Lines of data
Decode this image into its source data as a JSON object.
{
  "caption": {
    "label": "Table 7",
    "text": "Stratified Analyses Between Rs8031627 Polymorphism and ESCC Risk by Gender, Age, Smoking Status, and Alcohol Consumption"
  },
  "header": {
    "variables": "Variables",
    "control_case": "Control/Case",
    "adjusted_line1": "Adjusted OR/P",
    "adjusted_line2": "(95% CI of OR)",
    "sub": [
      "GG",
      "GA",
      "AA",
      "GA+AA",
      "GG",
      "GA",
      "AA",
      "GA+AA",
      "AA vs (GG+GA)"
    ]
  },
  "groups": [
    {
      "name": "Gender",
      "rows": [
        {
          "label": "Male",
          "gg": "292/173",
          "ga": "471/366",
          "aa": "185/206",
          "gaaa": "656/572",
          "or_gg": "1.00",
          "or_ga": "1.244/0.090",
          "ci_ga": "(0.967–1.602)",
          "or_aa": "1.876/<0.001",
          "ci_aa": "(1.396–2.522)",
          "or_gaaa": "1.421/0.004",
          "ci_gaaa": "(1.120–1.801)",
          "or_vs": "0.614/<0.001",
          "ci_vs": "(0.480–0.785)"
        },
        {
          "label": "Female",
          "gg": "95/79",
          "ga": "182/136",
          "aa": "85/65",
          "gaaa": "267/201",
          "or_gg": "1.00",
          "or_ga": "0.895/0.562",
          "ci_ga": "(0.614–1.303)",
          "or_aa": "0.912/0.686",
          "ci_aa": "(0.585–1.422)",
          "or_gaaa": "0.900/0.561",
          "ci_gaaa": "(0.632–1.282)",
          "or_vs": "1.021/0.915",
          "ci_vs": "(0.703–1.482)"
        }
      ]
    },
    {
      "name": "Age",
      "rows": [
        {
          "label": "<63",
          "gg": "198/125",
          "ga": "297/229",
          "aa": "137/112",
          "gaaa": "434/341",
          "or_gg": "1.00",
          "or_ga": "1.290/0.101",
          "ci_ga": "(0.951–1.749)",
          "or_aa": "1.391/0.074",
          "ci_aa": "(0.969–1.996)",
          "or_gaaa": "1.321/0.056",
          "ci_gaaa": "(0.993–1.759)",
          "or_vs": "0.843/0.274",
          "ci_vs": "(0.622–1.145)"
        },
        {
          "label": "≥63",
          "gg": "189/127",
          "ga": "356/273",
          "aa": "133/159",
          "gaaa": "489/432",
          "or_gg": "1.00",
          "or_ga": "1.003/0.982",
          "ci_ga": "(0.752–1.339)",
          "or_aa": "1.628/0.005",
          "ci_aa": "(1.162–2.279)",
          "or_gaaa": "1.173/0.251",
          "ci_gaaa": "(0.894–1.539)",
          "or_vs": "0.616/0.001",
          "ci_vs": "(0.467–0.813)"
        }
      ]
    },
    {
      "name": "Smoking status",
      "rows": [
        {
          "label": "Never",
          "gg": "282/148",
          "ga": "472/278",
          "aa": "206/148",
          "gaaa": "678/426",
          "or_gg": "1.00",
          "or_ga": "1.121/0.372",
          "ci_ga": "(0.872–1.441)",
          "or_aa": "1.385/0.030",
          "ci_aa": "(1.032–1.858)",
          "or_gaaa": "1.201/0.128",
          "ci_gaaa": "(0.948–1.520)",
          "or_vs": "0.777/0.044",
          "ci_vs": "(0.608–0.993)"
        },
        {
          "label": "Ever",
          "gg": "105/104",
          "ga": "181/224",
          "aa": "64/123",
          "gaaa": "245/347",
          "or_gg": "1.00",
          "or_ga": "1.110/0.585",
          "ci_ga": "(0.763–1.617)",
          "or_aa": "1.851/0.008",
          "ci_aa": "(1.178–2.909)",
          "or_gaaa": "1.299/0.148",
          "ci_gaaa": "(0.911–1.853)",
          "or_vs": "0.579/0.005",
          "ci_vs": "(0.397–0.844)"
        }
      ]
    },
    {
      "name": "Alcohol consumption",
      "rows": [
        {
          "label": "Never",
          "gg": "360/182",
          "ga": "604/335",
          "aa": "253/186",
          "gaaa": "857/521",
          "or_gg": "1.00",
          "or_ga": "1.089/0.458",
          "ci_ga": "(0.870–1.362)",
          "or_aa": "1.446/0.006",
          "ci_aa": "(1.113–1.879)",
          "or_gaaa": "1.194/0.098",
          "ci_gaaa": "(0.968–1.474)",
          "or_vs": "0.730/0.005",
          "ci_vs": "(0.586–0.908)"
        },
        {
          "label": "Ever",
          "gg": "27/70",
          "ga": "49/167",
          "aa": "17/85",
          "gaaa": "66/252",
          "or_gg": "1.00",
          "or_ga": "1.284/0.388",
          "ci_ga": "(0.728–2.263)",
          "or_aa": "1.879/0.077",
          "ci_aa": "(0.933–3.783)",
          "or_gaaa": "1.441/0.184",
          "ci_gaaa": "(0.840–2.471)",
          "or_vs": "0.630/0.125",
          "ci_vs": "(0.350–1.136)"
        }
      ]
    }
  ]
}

== Task goal ==
List all lines where "label" occurs.

== The response ==
    "label": "Table 7",
          "label": "Male",
          "label": "Female",
          "label": "<63",
          "label": "≥63",
          "label": "Never",
          "label": "Ever",
          "label": "Never",
          "label": "Ever",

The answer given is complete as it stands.